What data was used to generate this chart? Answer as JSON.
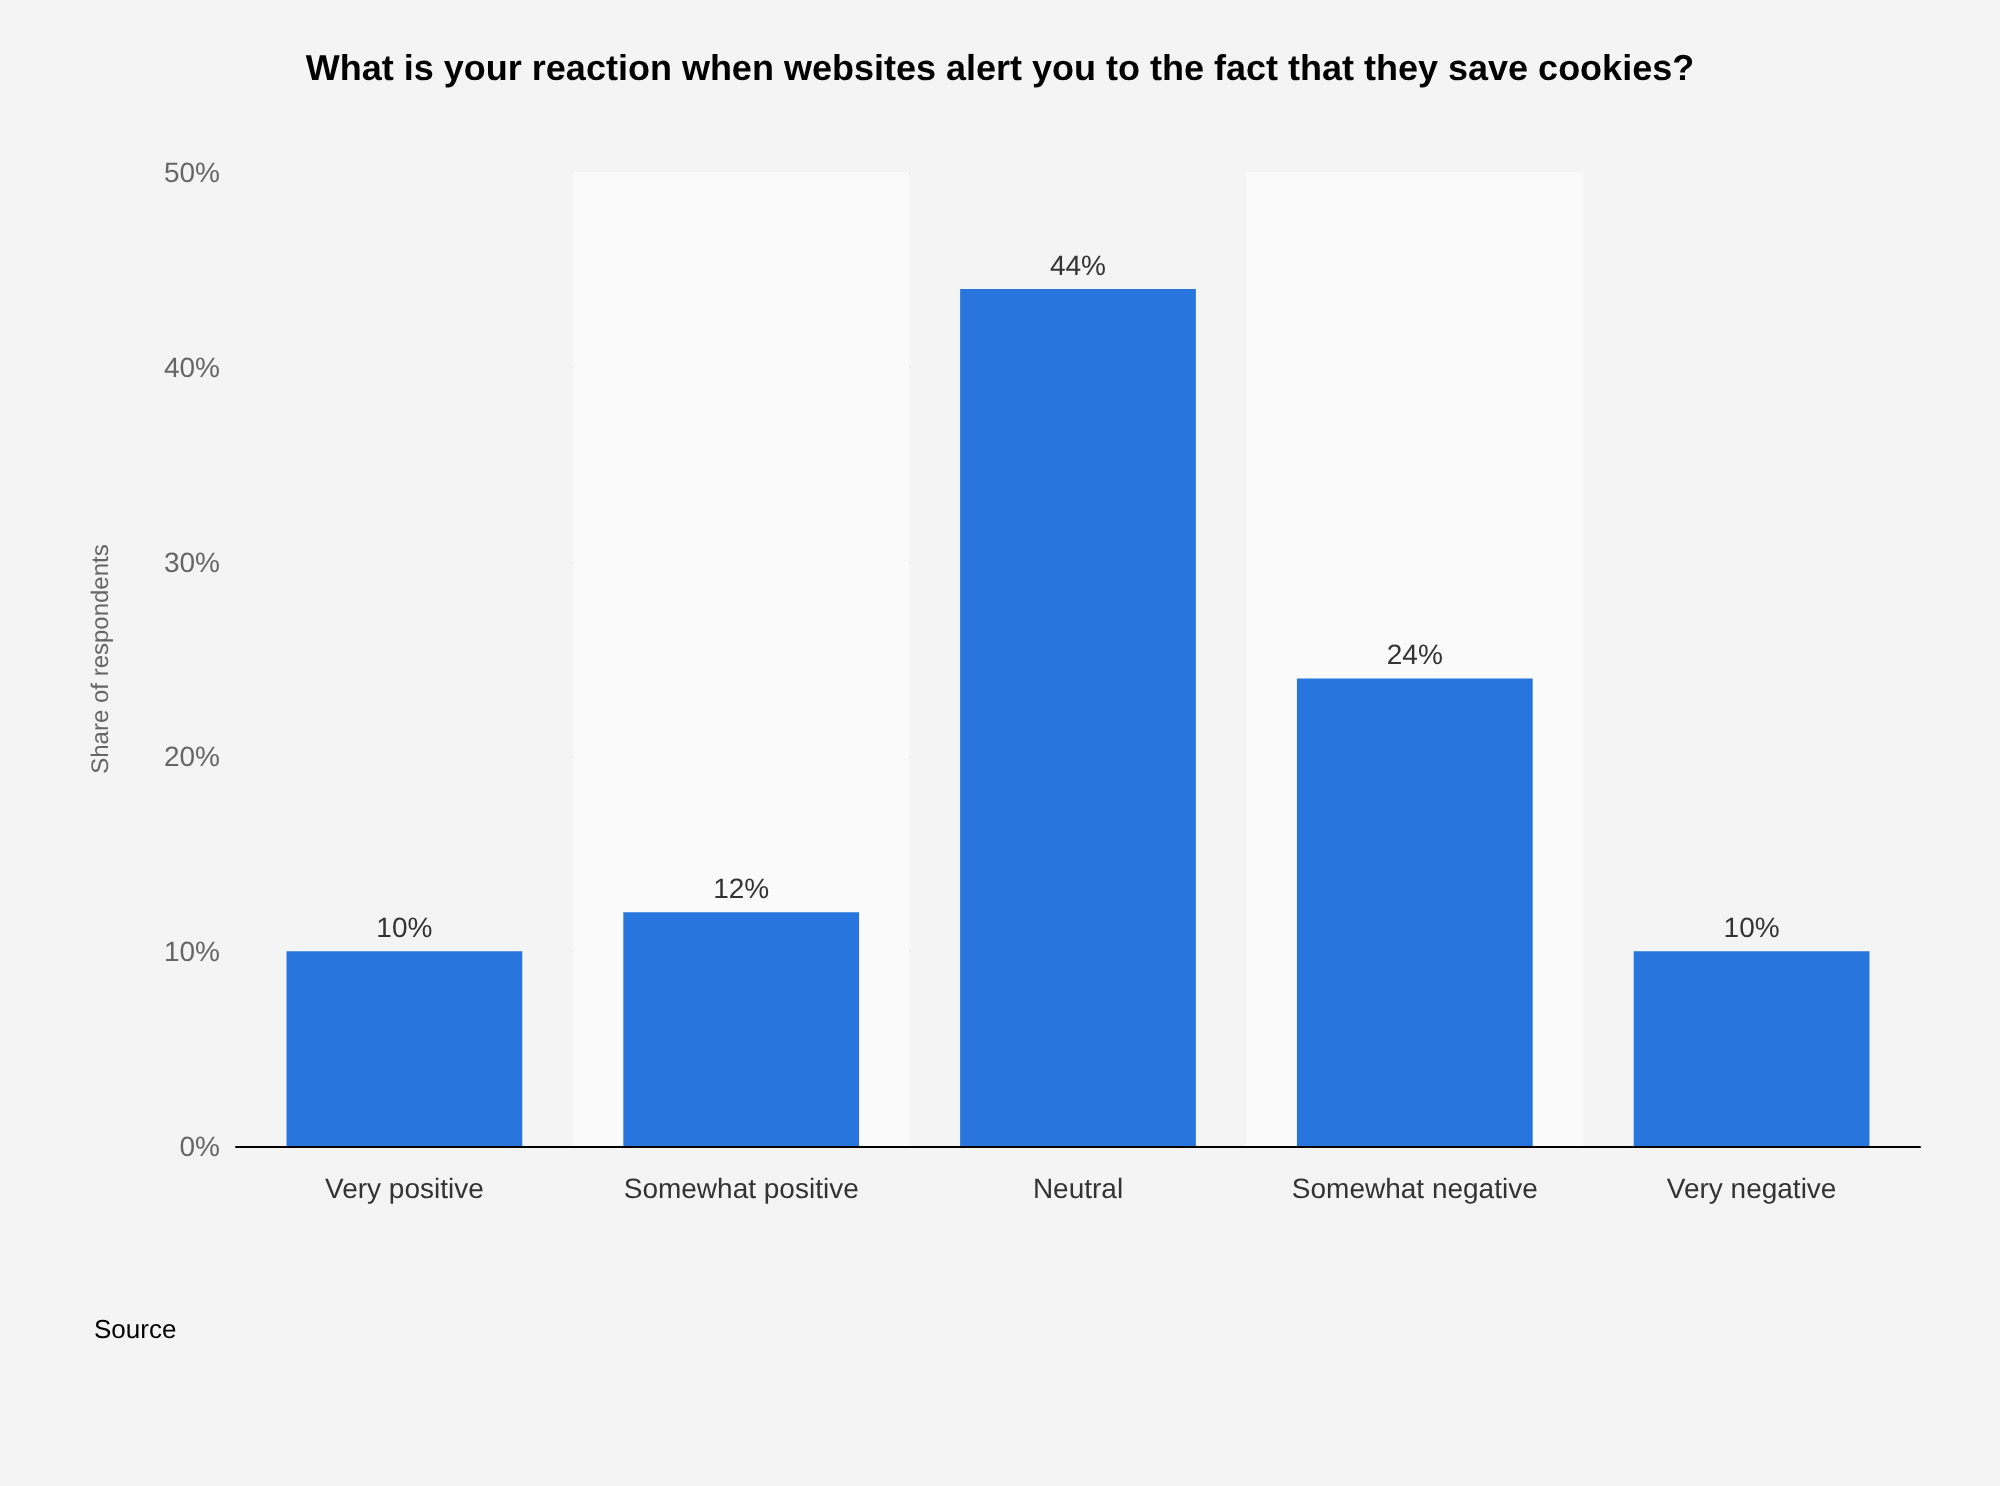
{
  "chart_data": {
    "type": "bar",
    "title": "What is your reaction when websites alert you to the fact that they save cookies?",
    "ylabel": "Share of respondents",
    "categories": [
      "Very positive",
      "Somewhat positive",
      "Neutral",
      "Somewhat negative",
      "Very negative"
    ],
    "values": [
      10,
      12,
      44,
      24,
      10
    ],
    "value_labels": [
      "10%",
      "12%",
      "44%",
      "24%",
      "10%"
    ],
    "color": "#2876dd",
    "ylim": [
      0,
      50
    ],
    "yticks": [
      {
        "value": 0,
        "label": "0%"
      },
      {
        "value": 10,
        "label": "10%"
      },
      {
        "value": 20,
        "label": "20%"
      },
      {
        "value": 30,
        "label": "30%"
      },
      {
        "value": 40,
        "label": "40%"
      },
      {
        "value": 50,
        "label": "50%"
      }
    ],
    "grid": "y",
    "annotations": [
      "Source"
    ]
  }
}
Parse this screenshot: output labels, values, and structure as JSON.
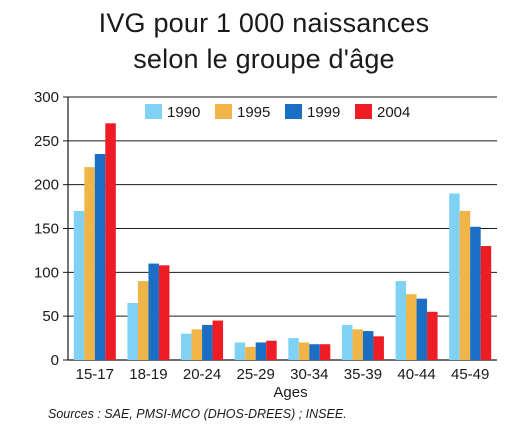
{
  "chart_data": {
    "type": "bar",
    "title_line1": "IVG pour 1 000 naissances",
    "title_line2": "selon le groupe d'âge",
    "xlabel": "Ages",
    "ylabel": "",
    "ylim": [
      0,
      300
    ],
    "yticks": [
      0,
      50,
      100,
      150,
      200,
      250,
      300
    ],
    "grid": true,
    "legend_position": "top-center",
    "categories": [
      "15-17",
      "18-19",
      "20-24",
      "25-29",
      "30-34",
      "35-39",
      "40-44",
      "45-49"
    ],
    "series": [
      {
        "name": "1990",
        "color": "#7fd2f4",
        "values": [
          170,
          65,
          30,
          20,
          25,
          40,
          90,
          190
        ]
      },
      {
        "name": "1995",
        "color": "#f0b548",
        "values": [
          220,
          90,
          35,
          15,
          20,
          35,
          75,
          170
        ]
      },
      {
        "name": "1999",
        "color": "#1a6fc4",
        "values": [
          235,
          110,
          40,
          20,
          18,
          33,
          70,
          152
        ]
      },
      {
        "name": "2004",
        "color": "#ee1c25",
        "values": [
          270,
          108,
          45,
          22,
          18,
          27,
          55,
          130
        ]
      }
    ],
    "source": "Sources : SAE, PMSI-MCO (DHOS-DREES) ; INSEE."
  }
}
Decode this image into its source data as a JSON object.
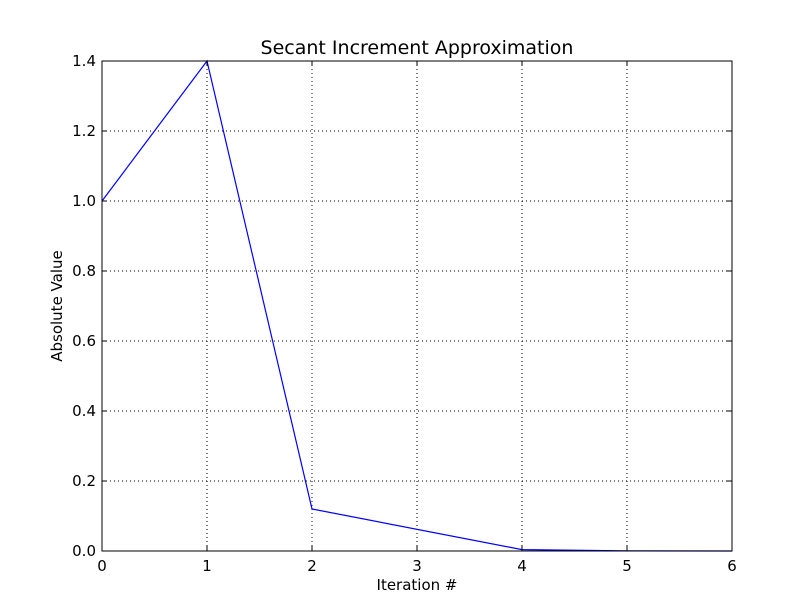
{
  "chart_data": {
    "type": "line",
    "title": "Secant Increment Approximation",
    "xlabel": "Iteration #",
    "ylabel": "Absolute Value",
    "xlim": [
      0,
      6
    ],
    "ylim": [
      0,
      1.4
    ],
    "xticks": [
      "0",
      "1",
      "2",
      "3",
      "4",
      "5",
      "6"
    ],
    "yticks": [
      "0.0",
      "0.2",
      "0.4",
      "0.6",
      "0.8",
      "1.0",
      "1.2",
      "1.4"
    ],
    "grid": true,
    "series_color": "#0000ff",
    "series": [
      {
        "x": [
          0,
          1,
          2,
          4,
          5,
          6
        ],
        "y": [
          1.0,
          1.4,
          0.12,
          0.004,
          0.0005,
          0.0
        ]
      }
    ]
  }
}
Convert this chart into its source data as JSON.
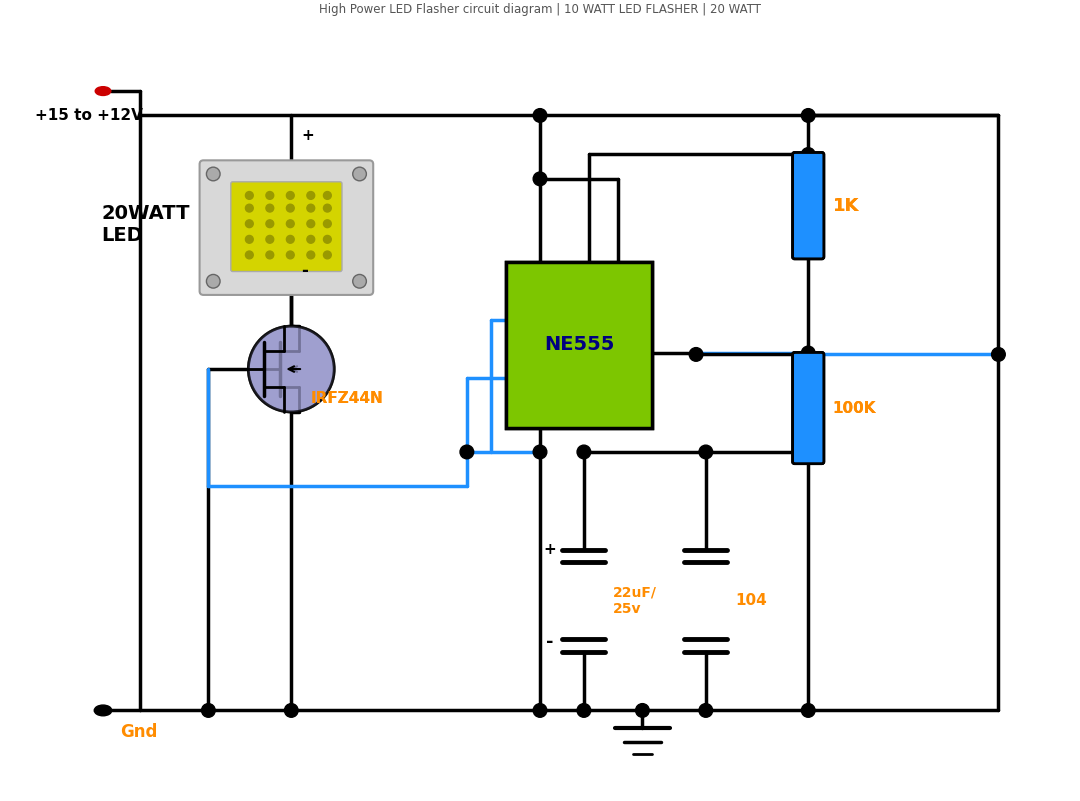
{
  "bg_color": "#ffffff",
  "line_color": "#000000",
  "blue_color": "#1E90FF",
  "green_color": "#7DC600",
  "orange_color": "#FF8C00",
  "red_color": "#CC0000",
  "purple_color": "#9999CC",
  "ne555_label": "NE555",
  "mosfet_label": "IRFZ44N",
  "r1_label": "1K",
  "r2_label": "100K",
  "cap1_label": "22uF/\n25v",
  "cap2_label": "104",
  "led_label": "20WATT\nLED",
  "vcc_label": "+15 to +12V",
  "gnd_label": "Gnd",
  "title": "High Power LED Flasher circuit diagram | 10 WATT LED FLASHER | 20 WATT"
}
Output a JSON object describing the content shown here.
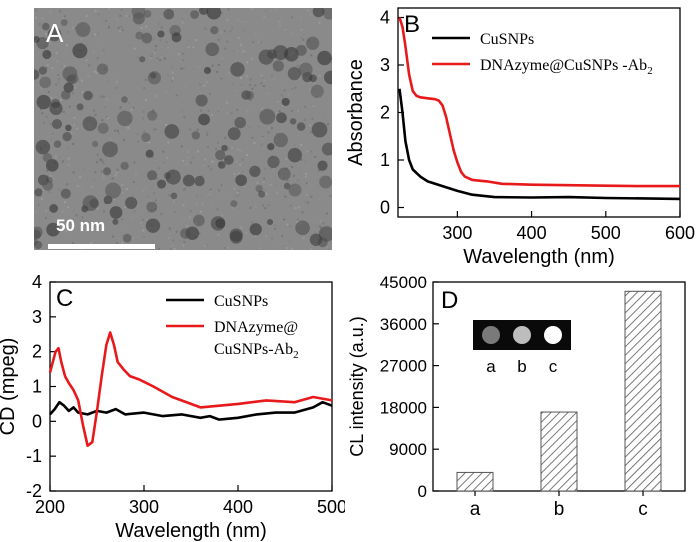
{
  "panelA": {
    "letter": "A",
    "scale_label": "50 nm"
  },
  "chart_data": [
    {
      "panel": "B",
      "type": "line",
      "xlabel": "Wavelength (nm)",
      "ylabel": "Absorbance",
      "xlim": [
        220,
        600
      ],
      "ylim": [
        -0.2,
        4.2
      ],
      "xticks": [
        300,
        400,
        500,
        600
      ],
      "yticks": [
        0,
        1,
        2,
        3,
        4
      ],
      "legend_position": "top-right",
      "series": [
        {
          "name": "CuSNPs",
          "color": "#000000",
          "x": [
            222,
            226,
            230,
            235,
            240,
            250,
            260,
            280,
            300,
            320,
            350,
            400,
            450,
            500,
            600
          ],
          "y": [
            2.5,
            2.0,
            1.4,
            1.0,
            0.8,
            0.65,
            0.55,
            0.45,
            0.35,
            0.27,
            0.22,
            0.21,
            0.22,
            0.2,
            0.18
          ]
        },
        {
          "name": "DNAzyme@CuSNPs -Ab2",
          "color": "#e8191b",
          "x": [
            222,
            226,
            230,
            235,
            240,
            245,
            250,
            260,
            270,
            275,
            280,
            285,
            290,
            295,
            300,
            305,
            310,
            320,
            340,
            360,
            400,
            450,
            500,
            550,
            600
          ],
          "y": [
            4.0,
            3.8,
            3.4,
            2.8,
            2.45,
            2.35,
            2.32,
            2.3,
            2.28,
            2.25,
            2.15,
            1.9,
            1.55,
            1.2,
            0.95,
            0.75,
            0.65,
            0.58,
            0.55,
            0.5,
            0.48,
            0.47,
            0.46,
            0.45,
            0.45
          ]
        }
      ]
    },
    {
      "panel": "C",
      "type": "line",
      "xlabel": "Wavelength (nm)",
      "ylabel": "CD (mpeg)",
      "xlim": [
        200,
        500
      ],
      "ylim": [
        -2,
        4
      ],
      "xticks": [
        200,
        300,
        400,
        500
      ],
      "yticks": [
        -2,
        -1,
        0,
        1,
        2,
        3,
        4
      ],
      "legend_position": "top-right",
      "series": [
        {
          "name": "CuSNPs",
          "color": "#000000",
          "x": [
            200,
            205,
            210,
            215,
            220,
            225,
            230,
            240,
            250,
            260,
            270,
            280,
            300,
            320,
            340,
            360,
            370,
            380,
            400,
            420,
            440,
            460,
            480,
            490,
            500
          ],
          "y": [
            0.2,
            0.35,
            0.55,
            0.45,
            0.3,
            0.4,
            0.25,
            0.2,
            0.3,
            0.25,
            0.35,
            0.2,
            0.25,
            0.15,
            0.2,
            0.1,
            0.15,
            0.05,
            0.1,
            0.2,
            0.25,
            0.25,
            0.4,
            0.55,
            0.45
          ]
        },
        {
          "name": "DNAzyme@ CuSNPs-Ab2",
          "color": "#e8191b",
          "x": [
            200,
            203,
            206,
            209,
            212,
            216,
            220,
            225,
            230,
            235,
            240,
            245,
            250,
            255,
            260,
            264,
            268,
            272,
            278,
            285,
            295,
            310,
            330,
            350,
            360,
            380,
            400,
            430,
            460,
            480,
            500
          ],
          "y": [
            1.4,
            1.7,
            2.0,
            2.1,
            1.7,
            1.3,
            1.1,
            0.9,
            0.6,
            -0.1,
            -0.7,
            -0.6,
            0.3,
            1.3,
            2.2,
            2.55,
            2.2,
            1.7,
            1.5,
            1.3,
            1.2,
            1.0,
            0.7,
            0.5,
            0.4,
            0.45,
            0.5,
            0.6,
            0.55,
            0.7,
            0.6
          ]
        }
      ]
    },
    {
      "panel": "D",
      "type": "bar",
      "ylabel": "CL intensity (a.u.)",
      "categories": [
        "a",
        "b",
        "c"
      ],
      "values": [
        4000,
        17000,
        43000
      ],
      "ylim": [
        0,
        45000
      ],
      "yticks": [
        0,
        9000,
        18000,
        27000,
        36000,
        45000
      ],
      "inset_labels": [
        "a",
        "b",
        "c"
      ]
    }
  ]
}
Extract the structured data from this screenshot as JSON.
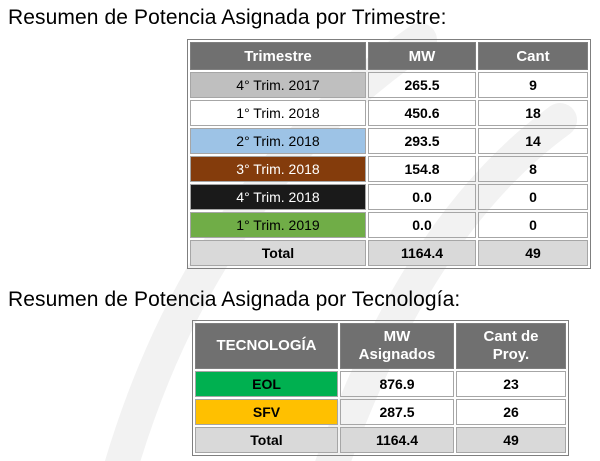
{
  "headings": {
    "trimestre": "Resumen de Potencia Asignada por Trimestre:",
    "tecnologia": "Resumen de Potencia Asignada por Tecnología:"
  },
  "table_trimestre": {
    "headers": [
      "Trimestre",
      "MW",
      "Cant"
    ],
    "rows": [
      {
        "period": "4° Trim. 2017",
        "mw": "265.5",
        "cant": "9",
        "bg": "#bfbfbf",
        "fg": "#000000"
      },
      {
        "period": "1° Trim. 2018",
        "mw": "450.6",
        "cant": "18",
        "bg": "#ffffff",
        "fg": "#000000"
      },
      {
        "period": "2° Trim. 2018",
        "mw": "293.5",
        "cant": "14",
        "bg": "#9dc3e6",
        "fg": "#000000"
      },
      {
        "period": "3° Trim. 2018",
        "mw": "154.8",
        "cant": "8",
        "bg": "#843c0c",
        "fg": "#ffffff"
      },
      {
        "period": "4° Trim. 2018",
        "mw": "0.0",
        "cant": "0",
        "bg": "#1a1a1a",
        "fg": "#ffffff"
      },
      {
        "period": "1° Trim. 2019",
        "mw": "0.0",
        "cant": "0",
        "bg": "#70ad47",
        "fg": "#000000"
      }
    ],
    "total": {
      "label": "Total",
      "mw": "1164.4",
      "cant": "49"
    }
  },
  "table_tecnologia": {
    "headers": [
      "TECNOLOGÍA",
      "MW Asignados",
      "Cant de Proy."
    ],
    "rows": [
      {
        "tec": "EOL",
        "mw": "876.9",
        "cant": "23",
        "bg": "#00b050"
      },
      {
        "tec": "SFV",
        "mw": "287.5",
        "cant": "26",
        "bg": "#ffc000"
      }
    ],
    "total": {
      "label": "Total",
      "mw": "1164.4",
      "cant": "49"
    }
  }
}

• • • • • • •

■ WHAT IS BEING ASKED ■
Note every line above where the string "period" shows up, and copy those lines.

■ COMPLETE RESPONSE ■
        "period": "4° Trim. 2017",
        "period": "1° Trim. 2018",
        "period": "2° Trim. 2018",
        "period": "3° Trim. 2018",
        "period": "4° Trim. 2018",
        "period": "1° Trim. 2019",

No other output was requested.